=== Required task ===
Output the data word for word, dropping every image.
'''
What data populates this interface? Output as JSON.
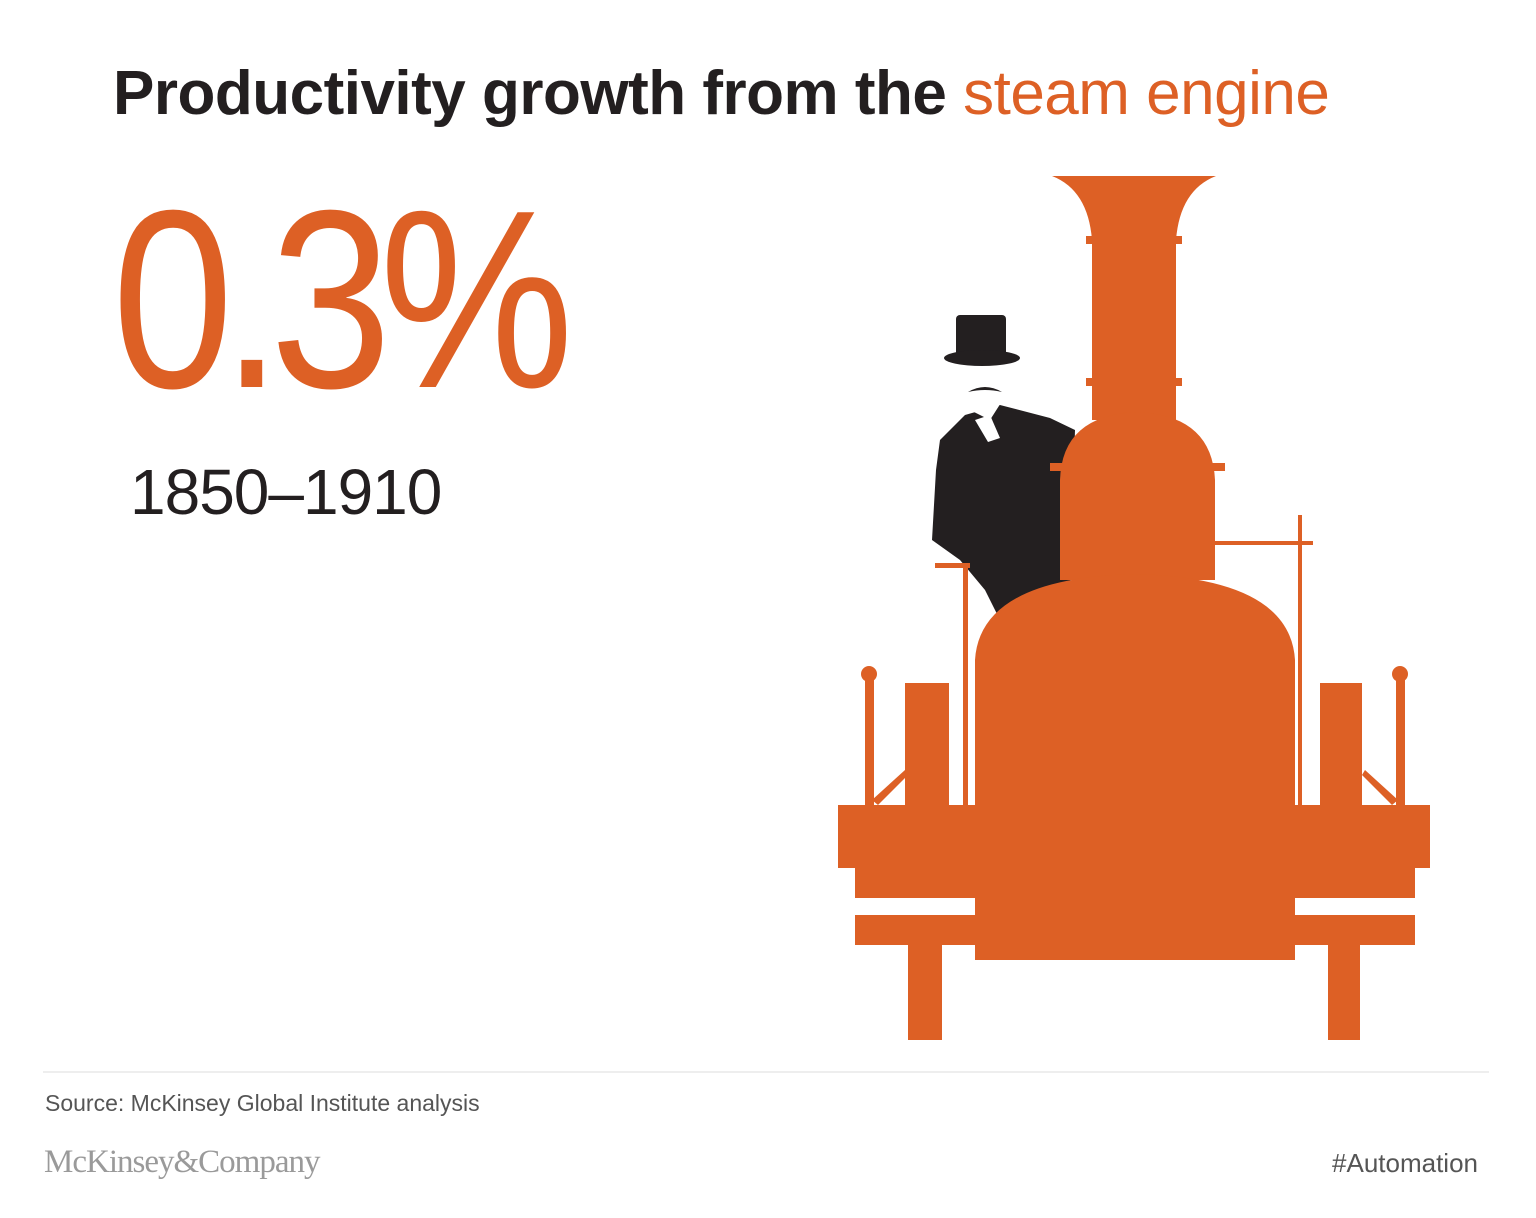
{
  "title": {
    "prefix": "Productivity growth from the ",
    "highlight": "steam engine"
  },
  "stat": {
    "value": "0.3%",
    "period": "1850–1910"
  },
  "illustration": {
    "icon": "steam-locomotive-with-gentleman-icon"
  },
  "footer": {
    "source": "Source: McKinsey Global Institute analysis",
    "logo": "McKinsey&Company",
    "hashtag": "#Automation"
  },
  "colors": {
    "accent": "#dd6025",
    "text": "#231f20",
    "muted": "#555555"
  }
}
'''
=== Written response ===
What data populates this interface? Output as JSON.
{
  "title": {
    "prefix": "Productivity growth from the ",
    "highlight": "steam engine"
  },
  "stat": {
    "value": "0.3%",
    "period": "1850–1910"
  },
  "illustration": {
    "icon": "steam-locomotive-with-gentleman-icon"
  },
  "footer": {
    "source": "Source: McKinsey Global Institute analysis",
    "logo": "McKinsey&Company",
    "hashtag": "#Automation"
  },
  "colors": {
    "accent": "#dd6025",
    "text": "#231f20",
    "muted": "#555555"
  }
}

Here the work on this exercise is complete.